Omit every image, and transcribe the remaining entries exactly as given.

* [Material for the task]
## begin

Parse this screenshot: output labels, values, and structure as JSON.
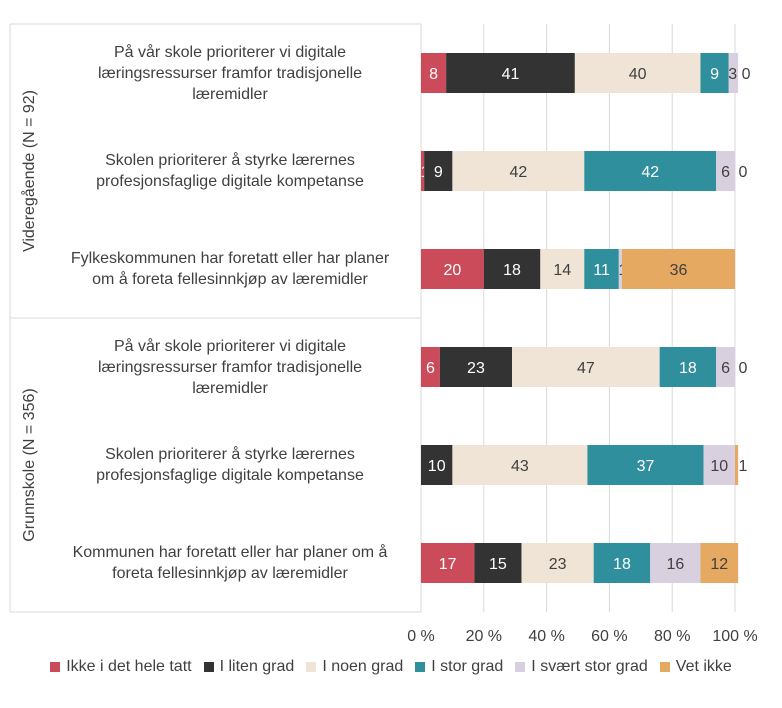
{
  "chart_data": {
    "type": "bar",
    "orientation": "horizontal",
    "stacked": "percent",
    "groups": [
      {
        "label": "Videregående (N = 92)",
        "rows": [
          0,
          1,
          2
        ]
      },
      {
        "label": "Grunnskole (N = 356)",
        "rows": [
          3,
          4,
          5
        ]
      }
    ],
    "categories": [
      "På vår skole prioriterer vi digitale læringsressurser framfor tradisjonelle læremidler",
      "Skolen prioriterer å styrke lærernes profesjonsfaglige digitale kompetanse",
      "Fylkeskommunen har foretatt eller har planer om å foreta fellesinnkjøp av læremidler",
      "På vår skole prioriterer vi digitale læringsressurser framfor tradisjonelle læremidler",
      "Skolen prioriterer å styrke lærernes profesjonsfaglige digitale kompetanse",
      "Kommunen har foretatt eller har planer om å foreta fellesinnkjøp av læremidler"
    ],
    "category_lines": [
      [
        "På vår skole prioriterer vi digitale",
        "læringsressurser framfor tradisjonelle",
        "læremidler"
      ],
      [
        "Skolen prioriterer å styrke lærernes",
        "profesjonsfaglige digitale kompetanse"
      ],
      [
        "Fylkeskommunen har foretatt eller har planer",
        "om å foreta fellesinnkjøp av læremidler"
      ],
      [
        "På vår skole prioriterer vi digitale",
        "læringsressurser framfor tradisjonelle",
        "læremidler"
      ],
      [
        "Skolen prioriterer å styrke lærernes",
        "profesjonsfaglige digitale kompetanse"
      ],
      [
        "Kommunen har foretatt eller har planer om å",
        "foreta fellesinnkjøp av læremidler"
      ]
    ],
    "series": [
      {
        "name": "Ikke i det hele tatt",
        "color": "#cb4b5a",
        "values": [
          8,
          1,
          20,
          6,
          0,
          17
        ]
      },
      {
        "name": "I liten grad",
        "color": "#333333",
        "values": [
          41,
          9,
          18,
          23,
          10,
          15
        ]
      },
      {
        "name": "I noen grad",
        "color": "#efe4d6",
        "values": [
          40,
          42,
          14,
          47,
          43,
          23
        ]
      },
      {
        "name": "I stor grad",
        "color": "#2f8f9d",
        "values": [
          9,
          42,
          11,
          18,
          37,
          18
        ]
      },
      {
        "name": "I svært stor grad",
        "color": "#d9d0df",
        "values": [
          3,
          6,
          1,
          6,
          10,
          16
        ]
      },
      {
        "name": "Vet ikke",
        "color": "#e6a962",
        "values": [
          0,
          0,
          36,
          0,
          1,
          12
        ]
      }
    ],
    "labels": [
      [
        "8",
        "41",
        "40",
        "9",
        "3",
        "0"
      ],
      [
        "1",
        "9",
        "42",
        "42",
        "6",
        "0"
      ],
      [
        "20",
        "18",
        "14",
        "11",
        "1",
        "36"
      ],
      [
        "6",
        "23",
        "47",
        "18",
        "6",
        "0"
      ],
      [
        "0",
        "10",
        "43",
        "37",
        "10",
        "1"
      ],
      [
        "17",
        "15",
        "23",
        "18",
        "16",
        "12"
      ]
    ],
    "x_ticks": [
      "0 %",
      "20 %",
      "40 %",
      "60 %",
      "80 %",
      "100 %"
    ],
    "xlim": [
      0,
      100
    ],
    "grid": true,
    "legend_position": "bottom"
  }
}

## end

* [Expected output]
Parse this screenshot: output labels, values, and structure as JSON.
{
  "chart_data": {
    "type": "bar",
    "orientation": "horizontal",
    "stacked": "percent",
    "groups": [
      {
        "label": "Videregående (N = 92)",
        "rows": [
          0,
          1,
          2
        ]
      },
      {
        "label": "Grunnskole (N = 356)",
        "rows": [
          3,
          4,
          5
        ]
      }
    ],
    "categories": [
      "På vår skole prioriterer vi digitale læringsressurser framfor tradisjonelle læremidler",
      "Skolen prioriterer å styrke lærernes profesjonsfaglige digitale kompetanse",
      "Fylkeskommunen har foretatt eller har planer om å foreta fellesinnkjøp av læremidler",
      "På vår skole prioriterer vi digitale læringsressurser framfor tradisjonelle læremidler",
      "Skolen prioriterer å styrke lærernes profesjonsfaglige digitale kompetanse",
      "Kommunen har foretatt eller har planer om å foreta fellesinnkjøp av læremidler"
    ],
    "category_lines": [
      [
        "På vår skole prioriterer vi digitale",
        "læringsressurser framfor tradisjonelle",
        "læremidler"
      ],
      [
        "Skolen prioriterer å styrke lærernes",
        "profesjonsfaglige digitale kompetanse"
      ],
      [
        "Fylkeskommunen har foretatt eller har planer",
        "om å foreta fellesinnkjøp av læremidler"
      ],
      [
        "På vår skole prioriterer vi digitale",
        "læringsressurser framfor tradisjonelle",
        "læremidler"
      ],
      [
        "Skolen prioriterer å styrke lærernes",
        "profesjonsfaglige digitale kompetanse"
      ],
      [
        "Kommunen har foretatt eller har planer om å",
        "foreta fellesinnkjøp av læremidler"
      ]
    ],
    "series": [
      {
        "name": "Ikke i det hele tatt",
        "color": "#cb4b5a",
        "values": [
          8,
          1,
          20,
          6,
          0,
          17
        ]
      },
      {
        "name": "I liten grad",
        "color": "#333333",
        "values": [
          41,
          9,
          18,
          23,
          10,
          15
        ]
      },
      {
        "name": "I noen grad",
        "color": "#efe4d6",
        "values": [
          40,
          42,
          14,
          47,
          43,
          23
        ]
      },
      {
        "name": "I stor grad",
        "color": "#2f8f9d",
        "values": [
          9,
          42,
          11,
          18,
          37,
          18
        ]
      },
      {
        "name": "I svært stor grad",
        "color": "#d9d0df",
        "values": [
          3,
          6,
          1,
          6,
          10,
          16
        ]
      },
      {
        "name": "Vet ikke",
        "color": "#e6a962",
        "values": [
          0,
          0,
          36,
          0,
          1,
          12
        ]
      }
    ],
    "labels": [
      [
        "8",
        "41",
        "40",
        "9",
        "3",
        "0"
      ],
      [
        "1",
        "9",
        "42",
        "42",
        "6",
        "0"
      ],
      [
        "20",
        "18",
        "14",
        "11",
        "1",
        "36"
      ],
      [
        "6",
        "23",
        "47",
        "18",
        "6",
        "0"
      ],
      [
        "0",
        "10",
        "43",
        "37",
        "10",
        "1"
      ],
      [
        "17",
        "15",
        "23",
        "18",
        "16",
        "12"
      ]
    ],
    "x_ticks": [
      "0 %",
      "20 %",
      "40 %",
      "60 %",
      "80 %",
      "100 %"
    ],
    "xlim": [
      0,
      100
    ],
    "grid": true,
    "legend_position": "bottom"
  }
}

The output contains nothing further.